* [Work required]
Reproduce all of the listing below without alteration.
------------
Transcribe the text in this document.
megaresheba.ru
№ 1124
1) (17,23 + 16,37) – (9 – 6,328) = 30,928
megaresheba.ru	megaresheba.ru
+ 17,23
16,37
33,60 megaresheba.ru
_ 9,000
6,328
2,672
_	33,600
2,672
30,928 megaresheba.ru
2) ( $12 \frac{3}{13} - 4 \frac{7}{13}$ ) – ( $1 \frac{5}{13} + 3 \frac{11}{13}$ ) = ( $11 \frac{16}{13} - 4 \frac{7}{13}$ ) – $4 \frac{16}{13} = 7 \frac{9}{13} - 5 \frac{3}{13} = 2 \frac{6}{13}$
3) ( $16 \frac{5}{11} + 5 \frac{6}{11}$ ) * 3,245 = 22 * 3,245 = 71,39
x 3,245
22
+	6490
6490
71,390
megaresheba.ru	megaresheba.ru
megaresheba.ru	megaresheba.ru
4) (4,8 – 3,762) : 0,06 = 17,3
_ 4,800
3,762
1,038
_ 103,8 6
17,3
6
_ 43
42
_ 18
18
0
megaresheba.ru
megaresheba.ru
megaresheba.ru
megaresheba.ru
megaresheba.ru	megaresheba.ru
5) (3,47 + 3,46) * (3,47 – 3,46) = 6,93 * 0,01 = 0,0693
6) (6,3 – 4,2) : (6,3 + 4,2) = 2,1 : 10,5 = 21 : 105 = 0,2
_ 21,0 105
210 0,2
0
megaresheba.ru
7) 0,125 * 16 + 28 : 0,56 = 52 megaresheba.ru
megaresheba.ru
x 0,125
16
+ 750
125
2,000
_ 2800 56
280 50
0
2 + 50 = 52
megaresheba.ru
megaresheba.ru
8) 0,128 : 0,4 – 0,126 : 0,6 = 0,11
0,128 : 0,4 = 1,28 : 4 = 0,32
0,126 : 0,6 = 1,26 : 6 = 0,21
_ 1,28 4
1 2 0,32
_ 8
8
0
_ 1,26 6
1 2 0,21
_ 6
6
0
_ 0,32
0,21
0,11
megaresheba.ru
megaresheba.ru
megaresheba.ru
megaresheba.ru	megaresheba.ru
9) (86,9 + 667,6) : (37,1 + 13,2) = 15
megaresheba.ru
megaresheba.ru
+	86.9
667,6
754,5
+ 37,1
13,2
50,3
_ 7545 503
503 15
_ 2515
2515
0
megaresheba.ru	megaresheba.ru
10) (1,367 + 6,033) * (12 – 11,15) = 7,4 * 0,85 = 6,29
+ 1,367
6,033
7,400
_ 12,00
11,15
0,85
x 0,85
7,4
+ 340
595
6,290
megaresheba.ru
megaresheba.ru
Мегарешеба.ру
------------
* [Response for this exercise]
Transcribe the text in this document.
megaresheba.ru
№ 1124
1) (17,23 + 16,37) – (9 – 6,328) = 30,928
megaresheba.ru	megaresheba.ru
+ 17,23
16,37
33,60 megaresheba.ru
_ 9,000
6,328
2,672
_	33,600
2,672
30,928 megaresheba.ru
2) ( $12 \frac{3}{13} - 4 \frac{7}{13}$ ) – ( $1 \frac{5}{13} + 3 \frac{11}{13}$ ) = ( $11 \frac{16}{13} - 4 \frac{7}{13}$ ) – $4 \frac{16}{13} = 7 \frac{9}{13} - 5 \frac{3}{13} = 2 \frac{6}{13}$
3) ( $16 \frac{5}{11} + 5 \frac{6}{11}$ ) * 3,245 = 22 * 3,245 = 71,39
x 3,245
22
+	6490
6490
71,390
megaresheba.ru	megaresheba.ru
megaresheba.ru	megaresheba.ru
4) (4,8 – 3,762) : 0,06 = 17,3
_ 4,800
3,762
1,038
_ 103,8 6
17,3
6
_ 43
42
_ 18
18
0
megaresheba.ru
megaresheba.ru
megaresheba.ru
megaresheba.ru
megaresheba.ru	megaresheba.ru
5) (3,47 + 3,46) * (3,47 – 3,46) = 6,93 * 0,01 = 0,0693
6) (6,3 – 4,2) : (6,3 + 4,2) = 2,1 : 10,5 = 21 : 105 = 0,2
_ 21,0 105
210 0,2
0
megaresheba.ru
7) 0,125 * 16 + 28 : 0,56 = 52 megaresheba.ru
megaresheba.ru
x 0,125
16
+ 750
125
2,000
_ 2800 56
280 50
0
2 + 50 = 52
megaresheba.ru
megaresheba.ru
8) 0,128 : 0,4 – 0,126 : 0,6 = 0,11
0,128 : 0,4 = 1,28 : 4 = 0,32
0,126 : 0,6 = 1,26 : 6 = 0,21
_ 1,28 4
1 2 0,32
_ 8
8
0
_ 1,26 6
1 2 0,21
_ 6
6
0
_ 0,32
0,21
0,11
megaresheba.ru
megaresheba.ru
megaresheba.ru
megaresheba.ru	megaresheba.ru
9) (86,9 + 667,6) : (37,1 + 13,2) = 15
megaresheba.ru
megaresheba.ru
+	86.9
667,6
754,5
+ 37,1
13,2
50,3
_ 7545 503
503 15
_ 2515
2515
0
megaresheba.ru	megaresheba.ru
10) (1,367 + 6,033) * (12 – 11,15) = 7,4 * 0,85 = 6,29
+ 1,367
6,033
7,400
_ 12,00
11,15
0,85
x 0,85
7,4
+ 340
595
6,290
megaresheba.ru
megaresheba.ru
Мегарешеба.ру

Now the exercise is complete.